_Stored data_.
● ● ● ● ● ● ●

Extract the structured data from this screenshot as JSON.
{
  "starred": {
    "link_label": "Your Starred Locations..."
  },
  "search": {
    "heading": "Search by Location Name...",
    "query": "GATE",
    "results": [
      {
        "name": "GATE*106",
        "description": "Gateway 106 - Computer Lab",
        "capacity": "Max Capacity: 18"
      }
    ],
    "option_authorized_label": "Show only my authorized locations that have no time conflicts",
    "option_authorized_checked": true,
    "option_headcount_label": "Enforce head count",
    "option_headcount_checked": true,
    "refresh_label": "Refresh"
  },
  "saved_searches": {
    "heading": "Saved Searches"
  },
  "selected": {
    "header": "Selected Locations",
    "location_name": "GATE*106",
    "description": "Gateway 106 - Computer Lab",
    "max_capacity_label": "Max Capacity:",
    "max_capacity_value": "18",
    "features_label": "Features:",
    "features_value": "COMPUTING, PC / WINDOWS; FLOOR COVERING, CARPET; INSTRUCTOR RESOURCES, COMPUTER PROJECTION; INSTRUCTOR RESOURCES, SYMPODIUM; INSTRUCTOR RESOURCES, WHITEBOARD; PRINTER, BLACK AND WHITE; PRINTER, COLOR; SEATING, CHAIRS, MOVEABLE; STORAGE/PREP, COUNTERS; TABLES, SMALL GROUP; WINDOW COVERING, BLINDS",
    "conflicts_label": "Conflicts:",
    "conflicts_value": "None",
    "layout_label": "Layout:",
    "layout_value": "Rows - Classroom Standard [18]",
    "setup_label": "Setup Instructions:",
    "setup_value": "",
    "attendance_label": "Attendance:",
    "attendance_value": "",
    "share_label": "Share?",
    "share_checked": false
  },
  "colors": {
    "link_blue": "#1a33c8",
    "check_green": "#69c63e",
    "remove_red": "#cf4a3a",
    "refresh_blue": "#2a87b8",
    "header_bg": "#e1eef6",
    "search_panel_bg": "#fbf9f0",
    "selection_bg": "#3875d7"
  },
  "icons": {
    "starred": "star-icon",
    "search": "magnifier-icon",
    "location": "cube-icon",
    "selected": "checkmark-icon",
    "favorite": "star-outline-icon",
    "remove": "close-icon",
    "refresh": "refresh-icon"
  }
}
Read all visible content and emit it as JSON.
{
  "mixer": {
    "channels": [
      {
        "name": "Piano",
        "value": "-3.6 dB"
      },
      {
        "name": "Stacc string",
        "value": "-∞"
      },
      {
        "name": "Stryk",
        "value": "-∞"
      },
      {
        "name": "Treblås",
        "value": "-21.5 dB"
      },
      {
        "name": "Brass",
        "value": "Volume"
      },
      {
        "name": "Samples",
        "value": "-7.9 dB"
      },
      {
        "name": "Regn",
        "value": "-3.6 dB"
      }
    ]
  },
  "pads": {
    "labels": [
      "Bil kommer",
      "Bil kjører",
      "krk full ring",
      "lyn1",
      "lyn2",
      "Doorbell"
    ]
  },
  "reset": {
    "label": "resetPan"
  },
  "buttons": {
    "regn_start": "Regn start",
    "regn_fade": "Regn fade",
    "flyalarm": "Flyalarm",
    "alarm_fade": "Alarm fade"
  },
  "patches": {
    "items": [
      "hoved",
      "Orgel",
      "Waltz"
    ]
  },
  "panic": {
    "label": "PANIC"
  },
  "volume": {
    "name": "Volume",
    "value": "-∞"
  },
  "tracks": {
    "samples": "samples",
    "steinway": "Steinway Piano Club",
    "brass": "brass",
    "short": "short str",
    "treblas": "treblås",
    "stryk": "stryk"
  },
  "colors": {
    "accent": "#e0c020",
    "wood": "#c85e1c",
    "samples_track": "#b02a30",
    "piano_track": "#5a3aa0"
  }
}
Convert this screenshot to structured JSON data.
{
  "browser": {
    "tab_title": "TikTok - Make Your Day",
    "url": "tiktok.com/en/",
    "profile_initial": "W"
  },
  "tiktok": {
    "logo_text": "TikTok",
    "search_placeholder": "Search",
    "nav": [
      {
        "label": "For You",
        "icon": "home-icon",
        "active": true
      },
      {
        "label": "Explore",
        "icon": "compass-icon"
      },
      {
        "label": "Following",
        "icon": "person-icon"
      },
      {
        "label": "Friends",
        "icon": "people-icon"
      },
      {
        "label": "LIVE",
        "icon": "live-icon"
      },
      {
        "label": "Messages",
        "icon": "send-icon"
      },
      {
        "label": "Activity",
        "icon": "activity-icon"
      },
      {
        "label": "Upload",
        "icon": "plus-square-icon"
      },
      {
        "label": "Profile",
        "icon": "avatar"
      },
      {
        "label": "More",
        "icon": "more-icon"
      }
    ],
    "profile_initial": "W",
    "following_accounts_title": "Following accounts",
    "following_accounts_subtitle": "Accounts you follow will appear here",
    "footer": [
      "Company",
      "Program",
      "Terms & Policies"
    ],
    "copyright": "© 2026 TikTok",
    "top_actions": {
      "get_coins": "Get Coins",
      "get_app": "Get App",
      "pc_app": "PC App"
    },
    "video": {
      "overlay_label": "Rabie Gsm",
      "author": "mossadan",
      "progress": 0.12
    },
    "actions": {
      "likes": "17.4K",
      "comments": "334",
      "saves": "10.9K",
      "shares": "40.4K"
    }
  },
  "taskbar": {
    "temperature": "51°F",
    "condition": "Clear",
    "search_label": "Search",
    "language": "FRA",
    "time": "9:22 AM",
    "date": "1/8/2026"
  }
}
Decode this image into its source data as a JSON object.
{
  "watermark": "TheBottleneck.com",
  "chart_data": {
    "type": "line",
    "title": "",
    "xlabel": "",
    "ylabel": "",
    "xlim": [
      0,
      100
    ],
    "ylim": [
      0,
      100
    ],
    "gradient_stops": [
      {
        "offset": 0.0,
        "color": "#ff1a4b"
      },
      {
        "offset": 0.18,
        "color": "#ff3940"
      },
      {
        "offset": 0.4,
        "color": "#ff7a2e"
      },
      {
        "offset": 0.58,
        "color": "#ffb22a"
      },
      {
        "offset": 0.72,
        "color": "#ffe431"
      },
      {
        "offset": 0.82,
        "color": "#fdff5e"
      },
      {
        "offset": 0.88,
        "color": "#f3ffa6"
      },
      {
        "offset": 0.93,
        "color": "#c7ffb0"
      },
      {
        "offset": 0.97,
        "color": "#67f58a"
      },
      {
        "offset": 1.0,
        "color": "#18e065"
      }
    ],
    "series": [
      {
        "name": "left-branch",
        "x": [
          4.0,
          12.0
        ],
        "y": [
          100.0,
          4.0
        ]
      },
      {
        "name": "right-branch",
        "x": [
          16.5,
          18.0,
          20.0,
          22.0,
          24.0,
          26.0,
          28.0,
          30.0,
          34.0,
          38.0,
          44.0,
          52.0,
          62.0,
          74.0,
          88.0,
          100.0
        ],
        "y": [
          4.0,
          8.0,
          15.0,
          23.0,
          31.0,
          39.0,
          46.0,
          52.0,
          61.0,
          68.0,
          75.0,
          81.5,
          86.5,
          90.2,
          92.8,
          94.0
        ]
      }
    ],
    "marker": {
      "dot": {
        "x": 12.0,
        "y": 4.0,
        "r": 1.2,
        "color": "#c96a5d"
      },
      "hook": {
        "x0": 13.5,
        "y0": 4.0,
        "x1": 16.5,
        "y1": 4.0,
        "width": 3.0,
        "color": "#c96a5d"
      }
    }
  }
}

● ● ● ● ● ● ●

_WHAT YOU WILL DO_. In the listing above, find the line with "Decode this image" and set down that line and all after it exactly, through the final line.

_COMPLETE OUTPUT_.
Decode this image into its source data as a JSON object.
{
  "watermark": "TheBottleneck.com",
  "chart_data": {
    "type": "line",
    "title": "",
    "xlabel": "",
    "ylabel": "",
    "xlim": [
      0,
      100
    ],
    "ylim": [
      0,
      100
    ],
    "gradient_stops": [
      {
        "offset": 0.0,
        "color": "#ff1a4b"
      },
      {
        "offset": 0.18,
        "color": "#ff3940"
      },
      {
        "offset": 0.4,
        "color": "#ff7a2e"
      },
      {
        "offset": 0.58,
        "color": "#ffb22a"
      },
      {
        "offset": 0.72,
        "color": "#ffe431"
      },
      {
        "offset": 0.82,
        "color": "#fdff5e"
      },
      {
        "offset": 0.88,
        "color": "#f3ffa6"
      },
      {
        "offset": 0.93,
        "color": "#c7ffb0"
      },
      {
        "offset": 0.97,
        "color": "#67f58a"
      },
      {
        "offset": 1.0,
        "color": "#18e065"
      }
    ],
    "series": [
      {
        "name": "left-branch",
        "x": [
          4.0,
          12.0
        ],
        "y": [
          100.0,
          4.0
        ]
      },
      {
        "name": "right-branch",
        "x": [
          16.5,
          18.0,
          20.0,
          22.0,
          24.0,
          26.0,
          28.0,
          30.0,
          34.0,
          38.0,
          44.0,
          52.0,
          62.0,
          74.0,
          88.0,
          100.0
        ],
        "y": [
          4.0,
          8.0,
          15.0,
          23.0,
          31.0,
          39.0,
          46.0,
          52.0,
          61.0,
          68.0,
          75.0,
          81.5,
          86.5,
          90.2,
          92.8,
          94.0
        ]
      }
    ],
    "marker": {
      "dot": {
        "x": 12.0,
        "y": 4.0,
        "r": 1.2,
        "color": "#c96a5d"
      },
      "hook": {
        "x0": 13.5,
        "y0": 4.0,
        "x1": 16.5,
        "y1": 4.0,
        "width": 3.0,
        "color": "#c96a5d"
      }
    }
  }
}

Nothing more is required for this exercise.